Recorded data

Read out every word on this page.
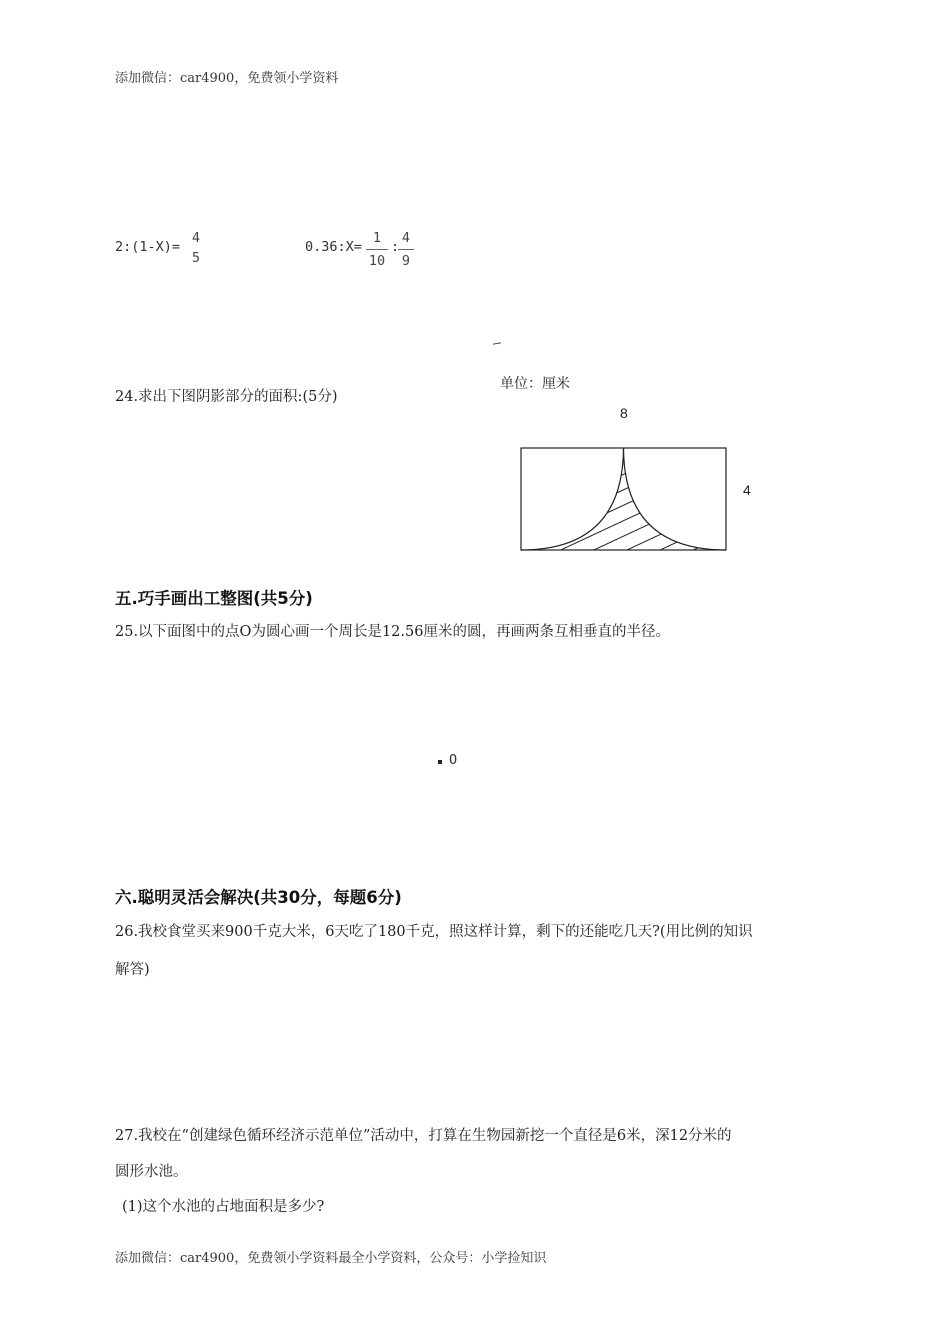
添加微信：car4900，免费领小学资料
2:(1-X)=
4
5
0.36:X=
1
10
:
4
9
24.求出下图阴影部分的面积:(5分)
单位：厘米
8
4
五.巧手画出工整图(共5分)
25.以下面图中的点O为圆心画一个周长是12.56厘米的圆，再画两条互相垂直的半径。
O
六.聪明灵活会解决(共30分，每题6分)
26.我校食堂买来900千克大米，6天吃了180千克，照这样计算，剩下的还能吃几天?(用比例的知识
解答)
27.我校在“创建绿色循环经济示范单位”活动中，打算在生物园新挖一个直径是6米，深12分米的
圆形水池。
(1)这个水池的占地面积是多少?
添加微信：car4900，免费领小学资料最全小学资料，公众号：小学捡知识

Your task
Every line of the data should be copied as it stands, without the images.

In response
Read out every word on this page.
添加微信：car4900，免费领小学资料
2:(1-X)=
4
5
0.36:X=
1
10
:
4
9
24.求出下图阴影部分的面积:(5分)
单位：厘米
8
4
五.巧手画出工整图(共5分)
25.以下面图中的点O为圆心画一个周长是12.56厘米的圆，再画两条互相垂直的半径。
O
六.聪明灵活会解决(共30分，每题6分)
26.我校食堂买来900千克大米，6天吃了180千克，照这样计算，剩下的还能吃几天?(用比例的知识
解答)
27.我校在“创建绿色循环经济示范单位”活动中，打算在生物园新挖一个直径是6米，深12分米的
圆形水池。
(1)这个水池的占地面积是多少?
添加微信：car4900，免费领小学资料最全小学资料，公众号：小学捡知识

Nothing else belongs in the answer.